- **Directive**
Copy out the listing that follows exactly, dropping every picture.
□ □ □ □
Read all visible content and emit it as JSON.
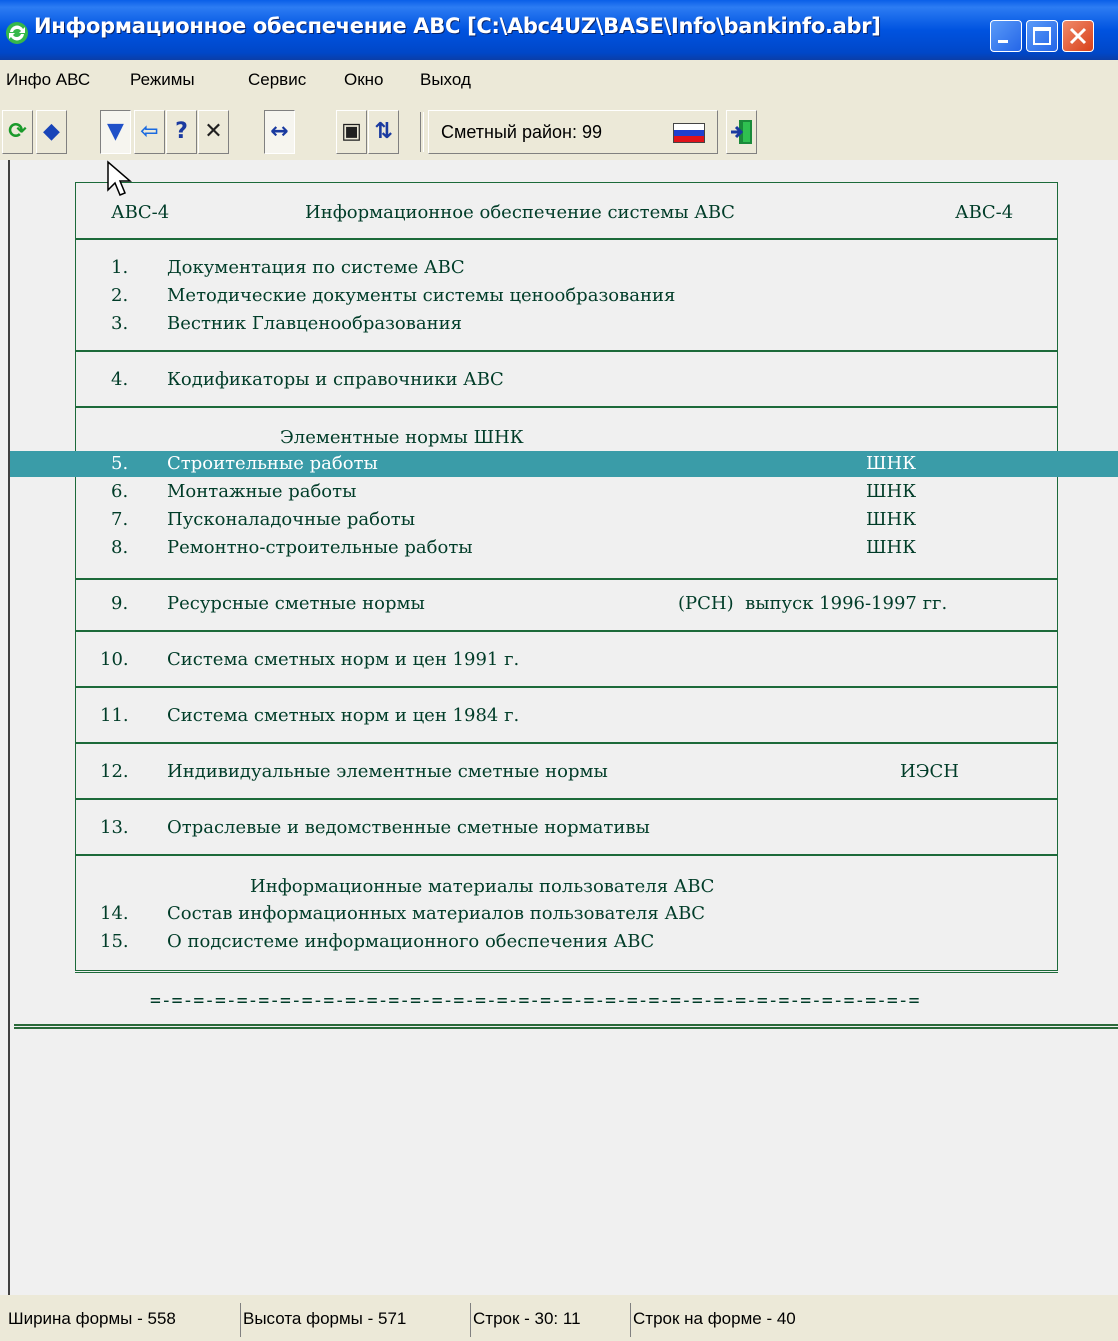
{
  "window": {
    "title": "Информационное обеспечение АВС [C:\\Abc4UZ\\BASE\\Info\\bankinfo.abr]"
  },
  "menu": [
    "Инфо АВС",
    "Режимы",
    "Сервис",
    "Окно",
    "Выход"
  ],
  "toolbar": {
    "tools": [
      {
        "icon": "refresh-icon",
        "glyph": "⟳",
        "color": "#1a9a2a",
        "pressed": false
      },
      {
        "icon": "book-icon",
        "glyph": "◆",
        "color": "#1844b8",
        "pressed": false
      },
      {
        "icon": "catalog-icon",
        "glyph": "▼",
        "color": "#2050c8",
        "pressed": true
      },
      {
        "icon": "back-arrow-icon",
        "glyph": "⇦",
        "color": "#1a6ae0",
        "pressed": false
      },
      {
        "icon": "help-icon",
        "glyph": "?",
        "color": "#1a3aa0",
        "pressed": false
      },
      {
        "icon": "close-x-icon",
        "glyph": "✕",
        "color": "#202020",
        "pressed": false
      },
      {
        "icon": "width-arrows-icon",
        "glyph": "↔",
        "color": "#1a3aa0",
        "pressed": true
      },
      {
        "icon": "binoculars-icon",
        "glyph": "▣",
        "color": "#202020",
        "pressed": false
      },
      {
        "icon": "search-next-icon",
        "glyph": "⇅",
        "color": "#1a3aa0",
        "pressed": false
      }
    ],
    "region_label": "Сметный район: 99",
    "exit_icon": "exit-door-icon"
  },
  "content": {
    "header": {
      "left": "АВС-4",
      "center": "Информационное обеспечение системы АВС",
      "right": "АВС-4"
    },
    "rows": [
      {
        "num": "1.",
        "text": "Документация по системе АВС",
        "tag": ""
      },
      {
        "num": "2.",
        "text": "Методические документы системы ценообразования",
        "tag": ""
      },
      {
        "num": "3.",
        "text": "Вестник Главценообразования",
        "tag": ""
      },
      {
        "num": "4.",
        "text": "Кодификаторы и справочники АВС",
        "tag": ""
      },
      {
        "num": "5.",
        "text": "Строительные работы",
        "tag": "ШНК"
      },
      {
        "num": "6.",
        "text": "Монтажные работы",
        "tag": "ШНК"
      },
      {
        "num": "7.",
        "text": "Пусконаладочные работы",
        "tag": "ШНК"
      },
      {
        "num": "8.",
        "text": "Ремонтно-строительные работы",
        "tag": "ШНК"
      },
      {
        "num": "9.",
        "text": "Ресурсные сметные нормы",
        "tag": "(РСН)  выпуск 1996-1997 гг."
      },
      {
        "num": "10.",
        "text": "Система сметных норм и цен 1991 г.",
        "tag": ""
      },
      {
        "num": "11.",
        "text": "Система сметных норм и цен 1984 г.",
        "tag": ""
      },
      {
        "num": "12.",
        "text": "Индивидуальные элементные сметные нормы",
        "tag": "ИЭСН"
      },
      {
        "num": "13.",
        "text": "Отраслевые и ведомственные сметные нормативы",
        "tag": ""
      },
      {
        "num": "14.",
        "text": "Состав информационных материалов пользователя АВС",
        "tag": ""
      },
      {
        "num": "15.",
        "text": "О подсистеме информационного обеспечения АВС",
        "tag": ""
      }
    ],
    "section_elem": "Элементные нормы ШНК",
    "section_info": "Информационные материалы пользователя АВС",
    "selected_row": 5,
    "footer_dashes": "=-=-=-=-=-=-=-=-=-=-=-=-=-=-=-=-=-=-=-=-=-=-=-=-=-=-=-=-=-=-=-=-=-=-=-="
  },
  "status": [
    "Ширина формы - 558",
    "Высота формы - 571",
    "Строк - 30: 11",
    "Строк на форме - 40"
  ],
  "colors": {
    "title_bar": "#0053e0",
    "selection": "#3a9ca8",
    "frame": "#1c6a3a",
    "text": "#003c28"
  }
}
□ □ □ □
- **Solved problem**
Read all visible content and emit it as JSON.
{
  "window": {
    "title": "Информационное обеспечение АВС [C:\\Abc4UZ\\BASE\\Info\\bankinfo.abr]"
  },
  "menu": [
    "Инфо АВС",
    "Режимы",
    "Сервис",
    "Окно",
    "Выход"
  ],
  "toolbar": {
    "tools": [
      {
        "icon": "refresh-icon",
        "glyph": "⟳",
        "color": "#1a9a2a",
        "pressed": false
      },
      {
        "icon": "book-icon",
        "glyph": "◆",
        "color": "#1844b8",
        "pressed": false
      },
      {
        "icon": "catalog-icon",
        "glyph": "▼",
        "color": "#2050c8",
        "pressed": true
      },
      {
        "icon": "back-arrow-icon",
        "glyph": "⇦",
        "color": "#1a6ae0",
        "pressed": false
      },
      {
        "icon": "help-icon",
        "glyph": "?",
        "color": "#1a3aa0",
        "pressed": false
      },
      {
        "icon": "close-x-icon",
        "glyph": "✕",
        "color": "#202020",
        "pressed": false
      },
      {
        "icon": "width-arrows-icon",
        "glyph": "↔",
        "color": "#1a3aa0",
        "pressed": true
      },
      {
        "icon": "binoculars-icon",
        "glyph": "▣",
        "color": "#202020",
        "pressed": false
      },
      {
        "icon": "search-next-icon",
        "glyph": "⇅",
        "color": "#1a3aa0",
        "pressed": false
      }
    ],
    "region_label": "Сметный район: 99",
    "exit_icon": "exit-door-icon"
  },
  "content": {
    "header": {
      "left": "АВС-4",
      "center": "Информационное обеспечение системы АВС",
      "right": "АВС-4"
    },
    "rows": [
      {
        "num": "1.",
        "text": "Документация по системе АВС",
        "tag": ""
      },
      {
        "num": "2.",
        "text": "Методические документы системы ценообразования",
        "tag": ""
      },
      {
        "num": "3.",
        "text": "Вестник Главценообразования",
        "tag": ""
      },
      {
        "num": "4.",
        "text": "Кодификаторы и справочники АВС",
        "tag": ""
      },
      {
        "num": "5.",
        "text": "Строительные работы",
        "tag": "ШНК"
      },
      {
        "num": "6.",
        "text": "Монтажные работы",
        "tag": "ШНК"
      },
      {
        "num": "7.",
        "text": "Пусконаладочные работы",
        "tag": "ШНК"
      },
      {
        "num": "8.",
        "text": "Ремонтно-строительные работы",
        "tag": "ШНК"
      },
      {
        "num": "9.",
        "text": "Ресурсные сметные нормы",
        "tag": "(РСН)  выпуск 1996-1997 гг."
      },
      {
        "num": "10.",
        "text": "Система сметных норм и цен 1991 г.",
        "tag": ""
      },
      {
        "num": "11.",
        "text": "Система сметных норм и цен 1984 г.",
        "tag": ""
      },
      {
        "num": "12.",
        "text": "Индивидуальные элементные сметные нормы",
        "tag": "ИЭСН"
      },
      {
        "num": "13.",
        "text": "Отраслевые и ведомственные сметные нормативы",
        "tag": ""
      },
      {
        "num": "14.",
        "text": "Состав информационных материалов пользователя АВС",
        "tag": ""
      },
      {
        "num": "15.",
        "text": "О подсистеме информационного обеспечения АВС",
        "tag": ""
      }
    ],
    "section_elem": "Элементные нормы ШНК",
    "section_info": "Информационные материалы пользователя АВС",
    "selected_row": 5,
    "footer_dashes": "=-=-=-=-=-=-=-=-=-=-=-=-=-=-=-=-=-=-=-=-=-=-=-=-=-=-=-=-=-=-=-=-=-=-=-="
  },
  "status": [
    "Ширина формы - 558",
    "Высота формы - 571",
    "Строк - 30: 11",
    "Строк на форме - 40"
  ],
  "colors": {
    "title_bar": "#0053e0",
    "selection": "#3a9ca8",
    "frame": "#1c6a3a",
    "text": "#003c28"
  }
}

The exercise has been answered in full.